# WORK INSTRUCTIONS
Tell how many lines contain the word "name". Reply with the number only.

# EXCERPTED RECORDS

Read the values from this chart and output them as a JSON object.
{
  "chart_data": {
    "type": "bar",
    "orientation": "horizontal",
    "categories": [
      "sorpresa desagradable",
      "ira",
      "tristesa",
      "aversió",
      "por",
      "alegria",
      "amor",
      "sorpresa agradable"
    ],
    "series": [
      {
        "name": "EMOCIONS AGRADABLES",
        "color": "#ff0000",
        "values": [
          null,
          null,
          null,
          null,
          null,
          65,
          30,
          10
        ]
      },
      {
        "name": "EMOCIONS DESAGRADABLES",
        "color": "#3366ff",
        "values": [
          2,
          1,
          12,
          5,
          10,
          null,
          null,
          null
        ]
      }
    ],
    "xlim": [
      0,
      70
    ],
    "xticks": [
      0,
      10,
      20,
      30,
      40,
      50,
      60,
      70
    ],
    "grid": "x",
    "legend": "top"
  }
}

# OUTPUT OF THE TASK
2